Every line below that mentions the word "organization" should be copied out.

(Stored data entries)
----------
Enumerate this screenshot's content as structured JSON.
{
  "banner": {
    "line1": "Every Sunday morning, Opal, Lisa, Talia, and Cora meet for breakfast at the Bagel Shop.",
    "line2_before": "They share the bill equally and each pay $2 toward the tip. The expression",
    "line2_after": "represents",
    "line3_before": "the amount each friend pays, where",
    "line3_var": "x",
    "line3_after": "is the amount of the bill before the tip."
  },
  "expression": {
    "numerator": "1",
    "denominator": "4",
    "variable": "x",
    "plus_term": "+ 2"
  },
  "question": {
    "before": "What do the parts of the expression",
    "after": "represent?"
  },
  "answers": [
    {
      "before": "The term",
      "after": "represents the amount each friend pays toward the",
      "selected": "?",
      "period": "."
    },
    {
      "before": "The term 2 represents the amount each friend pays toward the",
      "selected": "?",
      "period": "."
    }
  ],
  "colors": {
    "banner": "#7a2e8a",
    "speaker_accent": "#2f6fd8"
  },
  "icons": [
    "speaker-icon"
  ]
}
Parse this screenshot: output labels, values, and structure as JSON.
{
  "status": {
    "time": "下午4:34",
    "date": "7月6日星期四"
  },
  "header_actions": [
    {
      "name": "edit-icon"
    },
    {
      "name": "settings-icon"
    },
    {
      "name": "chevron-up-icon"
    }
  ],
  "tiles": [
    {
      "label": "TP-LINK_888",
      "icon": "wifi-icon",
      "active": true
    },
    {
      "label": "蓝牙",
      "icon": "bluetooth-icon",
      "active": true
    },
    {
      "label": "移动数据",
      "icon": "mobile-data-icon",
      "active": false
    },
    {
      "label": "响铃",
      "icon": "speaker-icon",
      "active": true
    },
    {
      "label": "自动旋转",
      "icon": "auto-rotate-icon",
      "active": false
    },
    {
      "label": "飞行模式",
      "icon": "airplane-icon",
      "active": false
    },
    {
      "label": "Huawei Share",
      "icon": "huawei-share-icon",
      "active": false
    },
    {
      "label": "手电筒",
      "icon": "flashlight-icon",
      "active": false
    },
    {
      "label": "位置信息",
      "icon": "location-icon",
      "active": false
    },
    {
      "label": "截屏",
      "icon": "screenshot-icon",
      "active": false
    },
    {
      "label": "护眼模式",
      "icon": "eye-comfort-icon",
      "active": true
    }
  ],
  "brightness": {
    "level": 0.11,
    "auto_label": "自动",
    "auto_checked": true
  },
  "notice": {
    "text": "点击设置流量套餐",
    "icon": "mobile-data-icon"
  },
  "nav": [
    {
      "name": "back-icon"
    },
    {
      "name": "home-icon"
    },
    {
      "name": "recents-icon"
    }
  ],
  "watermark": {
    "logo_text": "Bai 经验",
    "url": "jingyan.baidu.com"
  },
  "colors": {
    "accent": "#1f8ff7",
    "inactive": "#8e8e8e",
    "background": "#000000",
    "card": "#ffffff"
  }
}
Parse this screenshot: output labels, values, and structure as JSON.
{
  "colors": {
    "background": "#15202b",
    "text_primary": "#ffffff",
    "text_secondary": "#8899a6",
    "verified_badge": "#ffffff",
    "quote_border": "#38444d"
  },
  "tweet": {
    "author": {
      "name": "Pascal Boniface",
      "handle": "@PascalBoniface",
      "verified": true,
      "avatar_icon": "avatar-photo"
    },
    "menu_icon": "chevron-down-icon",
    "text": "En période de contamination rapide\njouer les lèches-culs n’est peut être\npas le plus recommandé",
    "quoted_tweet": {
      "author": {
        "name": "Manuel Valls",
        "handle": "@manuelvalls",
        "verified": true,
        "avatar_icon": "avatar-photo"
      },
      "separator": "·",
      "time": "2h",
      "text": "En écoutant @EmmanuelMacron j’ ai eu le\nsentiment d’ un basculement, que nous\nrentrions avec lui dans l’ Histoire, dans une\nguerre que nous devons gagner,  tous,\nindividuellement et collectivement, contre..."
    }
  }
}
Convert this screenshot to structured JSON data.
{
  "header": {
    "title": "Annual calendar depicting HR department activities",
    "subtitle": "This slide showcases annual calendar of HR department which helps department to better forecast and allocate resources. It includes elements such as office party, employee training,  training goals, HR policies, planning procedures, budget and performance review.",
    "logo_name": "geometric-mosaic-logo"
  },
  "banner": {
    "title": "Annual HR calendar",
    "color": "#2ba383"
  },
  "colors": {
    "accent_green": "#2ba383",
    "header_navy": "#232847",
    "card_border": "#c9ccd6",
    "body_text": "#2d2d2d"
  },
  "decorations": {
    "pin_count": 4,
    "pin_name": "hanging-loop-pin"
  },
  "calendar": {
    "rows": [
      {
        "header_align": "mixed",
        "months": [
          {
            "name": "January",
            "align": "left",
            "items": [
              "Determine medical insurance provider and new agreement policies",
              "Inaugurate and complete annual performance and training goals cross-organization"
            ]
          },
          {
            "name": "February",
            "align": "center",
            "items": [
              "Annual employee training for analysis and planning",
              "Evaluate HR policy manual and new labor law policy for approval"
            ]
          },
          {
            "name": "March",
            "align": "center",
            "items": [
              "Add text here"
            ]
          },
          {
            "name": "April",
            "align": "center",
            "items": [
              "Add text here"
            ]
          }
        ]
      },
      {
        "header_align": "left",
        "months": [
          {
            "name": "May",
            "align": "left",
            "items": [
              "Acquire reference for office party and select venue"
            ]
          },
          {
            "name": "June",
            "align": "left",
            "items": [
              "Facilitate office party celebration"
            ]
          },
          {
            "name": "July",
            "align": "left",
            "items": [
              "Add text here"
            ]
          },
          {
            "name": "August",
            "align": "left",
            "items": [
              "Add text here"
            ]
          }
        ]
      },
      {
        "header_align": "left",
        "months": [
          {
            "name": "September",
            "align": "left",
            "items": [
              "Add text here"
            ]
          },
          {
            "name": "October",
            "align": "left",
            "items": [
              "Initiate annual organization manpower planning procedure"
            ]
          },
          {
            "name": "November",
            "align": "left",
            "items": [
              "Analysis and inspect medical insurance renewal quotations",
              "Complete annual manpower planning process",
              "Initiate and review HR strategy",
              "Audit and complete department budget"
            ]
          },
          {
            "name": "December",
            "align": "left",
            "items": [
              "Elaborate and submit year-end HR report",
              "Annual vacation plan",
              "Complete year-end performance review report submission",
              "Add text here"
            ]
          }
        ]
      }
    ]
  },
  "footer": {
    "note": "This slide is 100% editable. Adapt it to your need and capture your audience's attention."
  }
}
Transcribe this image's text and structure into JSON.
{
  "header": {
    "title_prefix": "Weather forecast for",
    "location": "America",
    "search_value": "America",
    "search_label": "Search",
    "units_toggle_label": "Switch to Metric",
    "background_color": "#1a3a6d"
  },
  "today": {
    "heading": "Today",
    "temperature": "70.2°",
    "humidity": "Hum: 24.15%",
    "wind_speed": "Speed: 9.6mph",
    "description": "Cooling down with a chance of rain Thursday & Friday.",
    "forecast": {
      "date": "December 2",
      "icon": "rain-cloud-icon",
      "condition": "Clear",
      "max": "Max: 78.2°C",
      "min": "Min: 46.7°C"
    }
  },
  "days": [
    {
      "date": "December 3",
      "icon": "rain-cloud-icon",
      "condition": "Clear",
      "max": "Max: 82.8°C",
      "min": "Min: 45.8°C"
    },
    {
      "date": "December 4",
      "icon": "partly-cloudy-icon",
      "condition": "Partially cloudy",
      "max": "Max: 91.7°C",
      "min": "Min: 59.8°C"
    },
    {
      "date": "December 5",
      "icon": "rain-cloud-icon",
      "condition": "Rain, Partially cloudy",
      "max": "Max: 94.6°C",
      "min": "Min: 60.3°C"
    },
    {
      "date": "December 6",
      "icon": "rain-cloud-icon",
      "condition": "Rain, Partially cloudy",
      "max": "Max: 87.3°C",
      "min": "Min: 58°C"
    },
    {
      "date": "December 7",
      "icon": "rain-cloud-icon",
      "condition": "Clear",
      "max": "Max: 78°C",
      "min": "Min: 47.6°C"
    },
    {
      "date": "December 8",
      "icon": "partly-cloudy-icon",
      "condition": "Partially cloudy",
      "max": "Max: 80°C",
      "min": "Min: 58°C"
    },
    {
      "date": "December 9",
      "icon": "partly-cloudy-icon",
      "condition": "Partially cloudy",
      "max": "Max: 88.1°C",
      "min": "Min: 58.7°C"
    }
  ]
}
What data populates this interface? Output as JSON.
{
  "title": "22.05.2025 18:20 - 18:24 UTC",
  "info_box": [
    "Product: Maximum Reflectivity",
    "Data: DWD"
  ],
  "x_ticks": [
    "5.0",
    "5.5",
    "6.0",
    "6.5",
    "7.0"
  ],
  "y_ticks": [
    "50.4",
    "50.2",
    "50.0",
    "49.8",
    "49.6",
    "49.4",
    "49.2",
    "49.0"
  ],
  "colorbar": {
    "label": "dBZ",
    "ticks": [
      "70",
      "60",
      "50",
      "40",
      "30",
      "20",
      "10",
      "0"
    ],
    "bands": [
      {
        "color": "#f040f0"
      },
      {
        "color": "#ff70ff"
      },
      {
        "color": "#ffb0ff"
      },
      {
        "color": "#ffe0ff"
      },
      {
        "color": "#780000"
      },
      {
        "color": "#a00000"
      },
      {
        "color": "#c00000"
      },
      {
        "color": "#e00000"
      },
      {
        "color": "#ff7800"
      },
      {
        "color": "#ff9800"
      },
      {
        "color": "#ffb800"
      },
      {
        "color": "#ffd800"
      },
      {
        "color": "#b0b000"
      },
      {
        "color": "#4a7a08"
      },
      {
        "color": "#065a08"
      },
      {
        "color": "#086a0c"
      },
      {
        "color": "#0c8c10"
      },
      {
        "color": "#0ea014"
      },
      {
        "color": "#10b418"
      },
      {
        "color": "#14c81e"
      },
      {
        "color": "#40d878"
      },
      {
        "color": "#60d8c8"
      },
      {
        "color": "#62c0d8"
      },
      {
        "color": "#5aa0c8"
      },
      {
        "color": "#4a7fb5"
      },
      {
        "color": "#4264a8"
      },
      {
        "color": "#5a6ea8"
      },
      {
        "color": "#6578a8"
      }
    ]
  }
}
----------
The solution:
              "Inaugurate and complete annual performance and training goals cross-organization"
              "Initiate annual organization manpower planning procedure"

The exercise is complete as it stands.